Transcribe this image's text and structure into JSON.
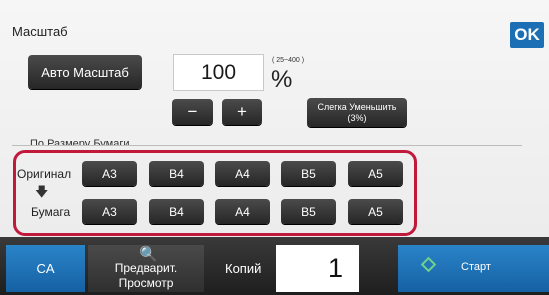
{
  "title": "Масштаб",
  "ok_label": "OK",
  "auto_scale_label": "Авто Масштаб",
  "scale_value": "100",
  "scale_range": "( 25~400 )",
  "percent_sign": "%",
  "minus_label": "−",
  "plus_label": "+",
  "reduce_label_line1": "Слегка Уменьшить",
  "reduce_label_line2": "(3%)",
  "section_label": "По Размеру Бумаги",
  "original_label": "Оригинал",
  "arrow_glyph": "🡇",
  "paper_label": "Бумага",
  "original_sizes": [
    "A3",
    "B4",
    "A4",
    "B5",
    "A5"
  ],
  "paper_sizes": [
    "A3",
    "B4",
    "A4",
    "B5",
    "A5"
  ],
  "bottom": {
    "ca_label": "CA",
    "preview_label_line1": "Предварит.",
    "preview_label_line2": "Просмотр",
    "preview_icon_glyph": "🔍",
    "copies_label": "Копий",
    "copies_value": "1",
    "start_label": "Старт"
  },
  "colors": {
    "accent_blue": "#1c6fb5",
    "highlight_red": "#c1193b",
    "button_dark": "#2f2f2f"
  }
}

******

*GIVEN EXERCISE:* Retype the records exactly. Any image in them should not appear in what you write.

*TASK RESPONSE:*
Transcribe this image's text and structure into JSON.
{
  "title": "Масштаб",
  "ok_label": "OK",
  "auto_scale_label": "Авто Масштаб",
  "scale_value": "100",
  "scale_range": "( 25~400 )",
  "percent_sign": "%",
  "minus_label": "−",
  "plus_label": "+",
  "reduce_label_line1": "Слегка Уменьшить",
  "reduce_label_line2": "(3%)",
  "section_label": "По Размеру Бумаги",
  "original_label": "Оригинал",
  "arrow_glyph": "🡇",
  "paper_label": "Бумага",
  "original_sizes": [
    "A3",
    "B4",
    "A4",
    "B5",
    "A5"
  ],
  "paper_sizes": [
    "A3",
    "B4",
    "A4",
    "B5",
    "A5"
  ],
  "bottom": {
    "ca_label": "CA",
    "preview_label_line1": "Предварит.",
    "preview_label_line2": "Просмотр",
    "preview_icon_glyph": "🔍",
    "copies_label": "Копий",
    "copies_value": "1",
    "start_label": "Старт"
  },
  "colors": {
    "accent_blue": "#1c6fb5",
    "highlight_red": "#c1193b",
    "button_dark": "#2f2f2f"
  }
}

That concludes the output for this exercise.